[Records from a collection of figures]
───

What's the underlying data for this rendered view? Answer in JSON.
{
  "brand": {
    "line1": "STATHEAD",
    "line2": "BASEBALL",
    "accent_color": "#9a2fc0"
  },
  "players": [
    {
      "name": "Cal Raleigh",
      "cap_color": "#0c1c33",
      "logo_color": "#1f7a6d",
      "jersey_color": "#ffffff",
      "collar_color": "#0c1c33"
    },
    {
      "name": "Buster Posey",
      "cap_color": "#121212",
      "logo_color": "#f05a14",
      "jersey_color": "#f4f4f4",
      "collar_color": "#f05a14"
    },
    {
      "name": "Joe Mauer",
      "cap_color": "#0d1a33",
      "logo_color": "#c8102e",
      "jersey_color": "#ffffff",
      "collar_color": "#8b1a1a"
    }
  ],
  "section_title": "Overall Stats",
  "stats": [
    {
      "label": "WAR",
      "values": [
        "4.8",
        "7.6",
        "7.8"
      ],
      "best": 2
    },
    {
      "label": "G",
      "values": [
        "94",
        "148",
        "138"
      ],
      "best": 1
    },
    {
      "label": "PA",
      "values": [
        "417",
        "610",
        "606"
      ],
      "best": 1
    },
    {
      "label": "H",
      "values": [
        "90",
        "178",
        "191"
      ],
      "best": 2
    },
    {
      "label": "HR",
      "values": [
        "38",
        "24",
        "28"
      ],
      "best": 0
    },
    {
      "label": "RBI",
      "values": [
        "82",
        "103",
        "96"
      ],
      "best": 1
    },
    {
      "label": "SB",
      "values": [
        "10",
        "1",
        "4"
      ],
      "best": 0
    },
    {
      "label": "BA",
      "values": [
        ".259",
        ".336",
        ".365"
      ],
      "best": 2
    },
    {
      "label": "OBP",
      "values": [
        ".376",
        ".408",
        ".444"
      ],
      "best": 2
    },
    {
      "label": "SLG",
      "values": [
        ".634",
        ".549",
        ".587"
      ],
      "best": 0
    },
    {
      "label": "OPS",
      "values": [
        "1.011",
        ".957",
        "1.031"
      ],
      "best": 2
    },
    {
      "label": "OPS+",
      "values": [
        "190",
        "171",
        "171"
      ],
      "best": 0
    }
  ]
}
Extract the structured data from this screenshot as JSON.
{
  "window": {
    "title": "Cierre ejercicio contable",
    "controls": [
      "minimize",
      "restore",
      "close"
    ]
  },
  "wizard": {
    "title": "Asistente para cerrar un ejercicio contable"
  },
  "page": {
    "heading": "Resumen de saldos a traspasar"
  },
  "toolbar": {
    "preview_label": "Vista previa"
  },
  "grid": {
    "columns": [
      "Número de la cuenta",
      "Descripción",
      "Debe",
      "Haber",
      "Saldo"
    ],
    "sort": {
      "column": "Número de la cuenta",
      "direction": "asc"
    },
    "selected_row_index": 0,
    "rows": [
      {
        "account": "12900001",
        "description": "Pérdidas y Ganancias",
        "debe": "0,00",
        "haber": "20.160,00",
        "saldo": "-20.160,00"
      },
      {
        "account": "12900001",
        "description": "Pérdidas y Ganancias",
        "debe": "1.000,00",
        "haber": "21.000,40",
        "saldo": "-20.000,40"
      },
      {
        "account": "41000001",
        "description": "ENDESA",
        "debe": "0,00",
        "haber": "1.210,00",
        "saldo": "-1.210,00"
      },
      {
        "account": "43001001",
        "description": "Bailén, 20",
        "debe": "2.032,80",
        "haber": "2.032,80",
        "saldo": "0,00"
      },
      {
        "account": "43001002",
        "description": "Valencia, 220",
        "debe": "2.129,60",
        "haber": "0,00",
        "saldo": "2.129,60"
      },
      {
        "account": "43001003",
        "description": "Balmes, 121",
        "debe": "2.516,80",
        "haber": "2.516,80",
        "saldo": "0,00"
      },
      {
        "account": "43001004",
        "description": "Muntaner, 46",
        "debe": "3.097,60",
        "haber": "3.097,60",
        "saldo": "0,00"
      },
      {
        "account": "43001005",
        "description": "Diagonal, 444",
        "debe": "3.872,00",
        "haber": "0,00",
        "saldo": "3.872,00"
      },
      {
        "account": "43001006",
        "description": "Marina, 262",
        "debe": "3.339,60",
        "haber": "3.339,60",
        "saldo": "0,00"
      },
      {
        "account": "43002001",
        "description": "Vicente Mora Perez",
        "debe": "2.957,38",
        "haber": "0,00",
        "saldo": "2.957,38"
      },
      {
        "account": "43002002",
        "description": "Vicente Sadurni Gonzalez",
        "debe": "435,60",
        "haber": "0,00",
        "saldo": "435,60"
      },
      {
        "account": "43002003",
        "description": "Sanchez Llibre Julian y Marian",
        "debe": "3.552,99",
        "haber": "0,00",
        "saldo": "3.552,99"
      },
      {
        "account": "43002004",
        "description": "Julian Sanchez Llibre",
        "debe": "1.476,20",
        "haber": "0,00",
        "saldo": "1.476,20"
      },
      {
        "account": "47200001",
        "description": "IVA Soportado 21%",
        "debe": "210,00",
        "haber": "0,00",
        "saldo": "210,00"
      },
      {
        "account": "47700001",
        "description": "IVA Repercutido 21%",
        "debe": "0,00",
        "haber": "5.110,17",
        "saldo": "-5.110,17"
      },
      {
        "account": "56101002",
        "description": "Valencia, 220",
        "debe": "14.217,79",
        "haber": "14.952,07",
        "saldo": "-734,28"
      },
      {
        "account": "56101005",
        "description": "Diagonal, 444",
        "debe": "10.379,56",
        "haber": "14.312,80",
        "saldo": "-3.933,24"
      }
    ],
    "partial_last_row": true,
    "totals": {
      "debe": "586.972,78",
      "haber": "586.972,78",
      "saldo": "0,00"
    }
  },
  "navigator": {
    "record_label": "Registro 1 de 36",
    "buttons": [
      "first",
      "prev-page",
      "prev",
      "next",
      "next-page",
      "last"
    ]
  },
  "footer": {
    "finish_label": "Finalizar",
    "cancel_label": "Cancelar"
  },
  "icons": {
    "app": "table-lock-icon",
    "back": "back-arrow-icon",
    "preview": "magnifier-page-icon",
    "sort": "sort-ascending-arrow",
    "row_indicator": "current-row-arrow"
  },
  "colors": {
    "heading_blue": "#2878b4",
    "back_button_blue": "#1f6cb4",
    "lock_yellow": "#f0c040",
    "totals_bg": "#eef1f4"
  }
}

───

_GIVEN REQUEST_: Return all the data above once more, precisely as given.

_TASK RESULT_:
What's the underlying data for this rendered view? Answer in JSON.
{
  "brand": {
    "line1": "STATHEAD",
    "line2": "BASEBALL",
    "accent_color": "#9a2fc0"
  },
  "players": [
    {
      "name": "Cal Raleigh",
      "cap_color": "#0c1c33",
      "logo_color": "#1f7a6d",
      "jersey_color": "#ffffff",
      "collar_color": "#0c1c33"
    },
    {
      "name": "Buster Posey",
      "cap_color": "#121212",
      "logo_color": "#f05a14",
      "jersey_color": "#f4f4f4",
      "collar_color": "#f05a14"
    },
    {
      "name": "Joe Mauer",
      "cap_color": "#0d1a33",
      "logo_color": "#c8102e",
      "jersey_color": "#ffffff",
      "collar_color": "#8b1a1a"
    }
  ],
  "section_title": "Overall Stats",
  "stats": [
    {
      "label": "WAR",
      "values": [
        "4.8",
        "7.6",
        "7.8"
      ],
      "best": 2
    },
    {
      "label": "G",
      "values": [
        "94",
        "148",
        "138"
      ],
      "best": 1
    },
    {
      "label": "PA",
      "values": [
        "417",
        "610",
        "606"
      ],
      "best": 1
    },
    {
      "label": "H",
      "values": [
        "90",
        "178",
        "191"
      ],
      "best": 2
    },
    {
      "label": "HR",
      "values": [
        "38",
        "24",
        "28"
      ],
      "best": 0
    },
    {
      "label": "RBI",
      "values": [
        "82",
        "103",
        "96"
      ],
      "best": 1
    },
    {
      "label": "SB",
      "values": [
        "10",
        "1",
        "4"
      ],
      "best": 0
    },
    {
      "label": "BA",
      "values": [
        ".259",
        ".336",
        ".365"
      ],
      "best": 2
    },
    {
      "label": "OBP",
      "values": [
        ".376",
        ".408",
        ".444"
      ],
      "best": 2
    },
    {
      "label": "SLG",
      "values": [
        ".634",
        ".549",
        ".587"
      ],
      "best": 0
    },
    {
      "label": "OPS",
      "values": [
        "1.011",
        ".957",
        "1.031"
      ],
      "best": 2
    },
    {
      "label": "OPS+",
      "values": [
        "190",
        "171",
        "171"
      ],
      "best": 0
    }
  ]
}
Extract the structured data from this screenshot as JSON.
{
  "window": {
    "title": "Cierre ejercicio contable",
    "controls": [
      "minimize",
      "restore",
      "close"
    ]
  },
  "wizard": {
    "title": "Asistente para cerrar un ejercicio contable"
  },
  "page": {
    "heading": "Resumen de saldos a traspasar"
  },
  "toolbar": {
    "preview_label": "Vista previa"
  },
  "grid": {
    "columns": [
      "Número de la cuenta",
      "Descripción",
      "Debe",
      "Haber",
      "Saldo"
    ],
    "sort": {
      "column": "Número de la cuenta",
      "direction": "asc"
    },
    "selected_row_index": 0,
    "rows": [
      {
        "account": "12900001",
        "description": "Pérdidas y Ganancias",
        "debe": "0,00",
        "haber": "20.160,00",
        "saldo": "-20.160,00"
      },
      {
        "account": "12900001",
        "description": "Pérdidas y Ganancias",
        "debe": "1.000,00",
        "haber": "21.000,40",
        "saldo": "-20.000,40"
      },
      {
        "account": "41000001",
        "description": "ENDESA",
        "debe": "0,00",
        "haber": "1.210,00",
        "saldo": "-1.210,00"
      },
      {
        "account": "43001001",
        "description": "Bailén, 20",
        "debe": "2.032,80",
        "haber": "2.032,80",
        "saldo": "0,00"
      },
      {
        "account": "43001002",
        "description": "Valencia, 220",
        "debe": "2.129,60",
        "haber": "0,00",
        "saldo": "2.129,60"
      },
      {
        "account": "43001003",
        "description": "Balmes, 121",
        "debe": "2.516,80",
        "haber": "2.516,80",
        "saldo": "0,00"
      },
      {
        "account": "43001004",
        "description": "Muntaner, 46",
        "debe": "3.097,60",
        "haber": "3.097,60",
        "saldo": "0,00"
      },
      {
        "account": "43001005",
        "description": "Diagonal, 444",
        "debe": "3.872,00",
        "haber": "0,00",
        "saldo": "3.872,00"
      },
      {
        "account": "43001006",
        "description": "Marina, 262",
        "debe": "3.339,60",
        "haber": "3.339,60",
        "saldo": "0,00"
      },
      {
        "account": "43002001",
        "description": "Vicente Mora Perez",
        "debe": "2.957,38",
        "haber": "0,00",
        "saldo": "2.957,38"
      },
      {
        "account": "43002002",
        "description": "Vicente Sadurni Gonzalez",
        "debe": "435,60",
        "haber": "0,00",
        "saldo": "435,60"
      },
      {
        "account": "43002003",
        "description": "Sanchez Llibre Julian y Marian",
        "debe": "3.552,99",
        "haber": "0,00",
        "saldo": "3.552,99"
      },
      {
        "account": "43002004",
        "description": "Julian Sanchez Llibre",
        "debe": "1.476,20",
        "haber": "0,00",
        "saldo": "1.476,20"
      },
      {
        "account": "47200001",
        "description": "IVA Soportado 21%",
        "debe": "210,00",
        "haber": "0,00",
        "saldo": "210,00"
      },
      {
        "account": "47700001",
        "description": "IVA Repercutido 21%",
        "debe": "0,00",
        "haber": "5.110,17",
        "saldo": "-5.110,17"
      },
      {
        "account": "56101002",
        "description": "Valencia, 220",
        "debe": "14.217,79",
        "haber": "14.952,07",
        "saldo": "-734,28"
      },
      {
        "account": "56101005",
        "description": "Diagonal, 444",
        "debe": "10.379,56",
        "haber": "14.312,80",
        "saldo": "-3.933,24"
      }
    ],
    "partial_last_row": true,
    "totals": {
      "debe": "586.972,78",
      "haber": "586.972,78",
      "saldo": "0,00"
    }
  },
  "navigator": {
    "record_label": "Registro 1 de 36",
    "buttons": [
      "first",
      "prev-page",
      "prev",
      "next",
      "next-page",
      "last"
    ]
  },
  "footer": {
    "finish_label": "Finalizar",
    "cancel_label": "Cancelar"
  },
  "icons": {
    "app": "table-lock-icon",
    "back": "back-arrow-icon",
    "preview": "magnifier-page-icon",
    "sort": "sort-ascending-arrow",
    "row_indicator": "current-row-arrow"
  },
  "colors": {
    "heading_blue": "#2878b4",
    "back_button_blue": "#1f6cb4",
    "lock_yellow": "#f0c040",
    "totals_bg": "#eef1f4"
  }
}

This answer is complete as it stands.